▼

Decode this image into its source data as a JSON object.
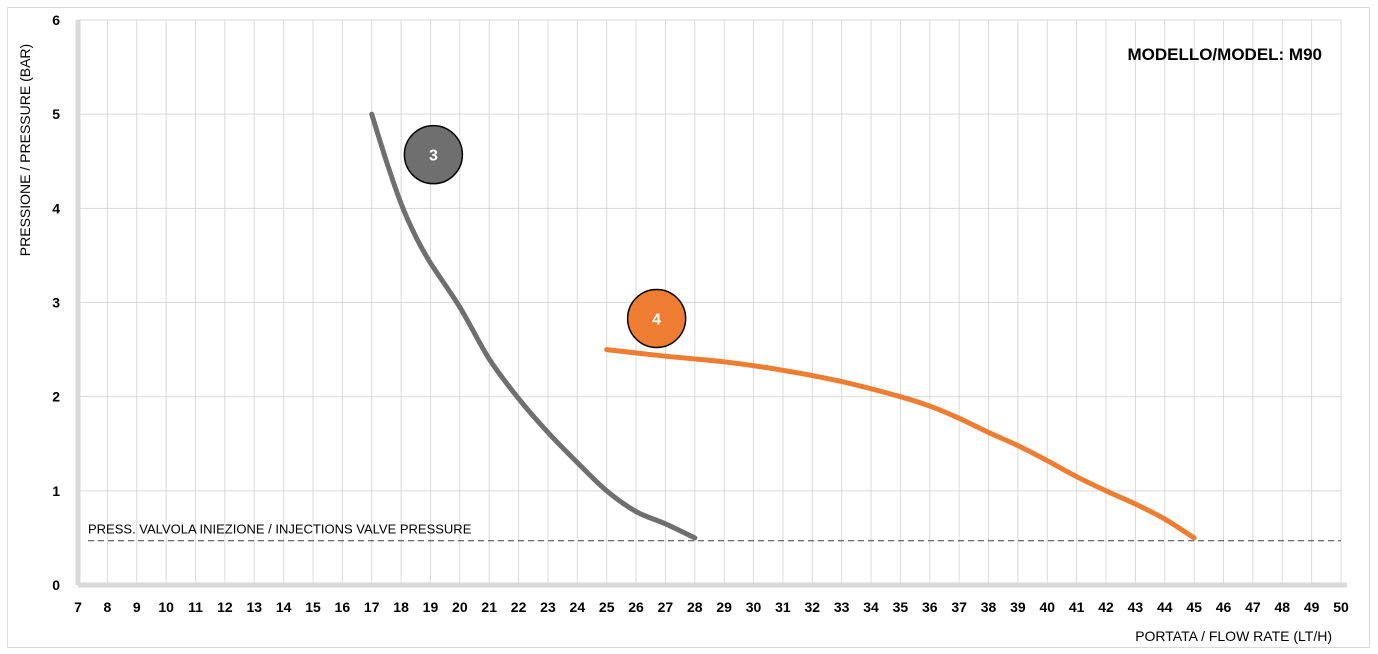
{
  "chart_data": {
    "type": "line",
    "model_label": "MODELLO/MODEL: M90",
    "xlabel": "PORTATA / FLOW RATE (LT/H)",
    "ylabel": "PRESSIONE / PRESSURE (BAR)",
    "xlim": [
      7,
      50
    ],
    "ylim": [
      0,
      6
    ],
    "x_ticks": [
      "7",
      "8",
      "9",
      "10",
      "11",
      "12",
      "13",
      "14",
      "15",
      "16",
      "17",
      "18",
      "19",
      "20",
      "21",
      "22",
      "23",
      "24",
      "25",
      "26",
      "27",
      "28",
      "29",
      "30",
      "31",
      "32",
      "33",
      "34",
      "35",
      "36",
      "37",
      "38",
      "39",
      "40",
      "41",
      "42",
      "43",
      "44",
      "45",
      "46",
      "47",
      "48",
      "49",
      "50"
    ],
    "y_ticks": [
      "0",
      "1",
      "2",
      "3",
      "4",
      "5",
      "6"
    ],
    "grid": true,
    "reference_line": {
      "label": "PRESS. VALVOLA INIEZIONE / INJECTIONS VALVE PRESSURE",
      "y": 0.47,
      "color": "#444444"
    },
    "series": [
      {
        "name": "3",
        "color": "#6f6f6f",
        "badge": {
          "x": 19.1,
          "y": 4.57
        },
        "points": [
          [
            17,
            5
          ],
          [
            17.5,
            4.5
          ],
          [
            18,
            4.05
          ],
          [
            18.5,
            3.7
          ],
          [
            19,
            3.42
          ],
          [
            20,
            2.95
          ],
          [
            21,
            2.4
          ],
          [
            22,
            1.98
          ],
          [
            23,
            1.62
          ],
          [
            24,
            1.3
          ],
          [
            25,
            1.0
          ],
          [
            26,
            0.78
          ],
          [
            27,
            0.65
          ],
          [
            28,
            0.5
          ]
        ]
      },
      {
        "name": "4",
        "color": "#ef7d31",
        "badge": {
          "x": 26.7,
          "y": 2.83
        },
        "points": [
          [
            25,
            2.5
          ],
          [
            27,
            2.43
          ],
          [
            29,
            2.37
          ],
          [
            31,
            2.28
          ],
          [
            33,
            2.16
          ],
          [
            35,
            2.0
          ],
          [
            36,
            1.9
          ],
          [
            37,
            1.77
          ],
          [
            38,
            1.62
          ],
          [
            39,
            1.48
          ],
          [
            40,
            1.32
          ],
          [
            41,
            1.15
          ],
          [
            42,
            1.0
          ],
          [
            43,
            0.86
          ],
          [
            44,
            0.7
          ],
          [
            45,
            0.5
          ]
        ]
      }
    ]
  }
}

▲

**Job**
Track down the lines that include the word "PRESSURE" and copy them.

**Result**
    "ylabel": "PRESSIONE / PRESSURE (BAR)",
      "label": "PRESS. VALVOLA INIEZIONE / INJECTIONS VALVE PRESSURE",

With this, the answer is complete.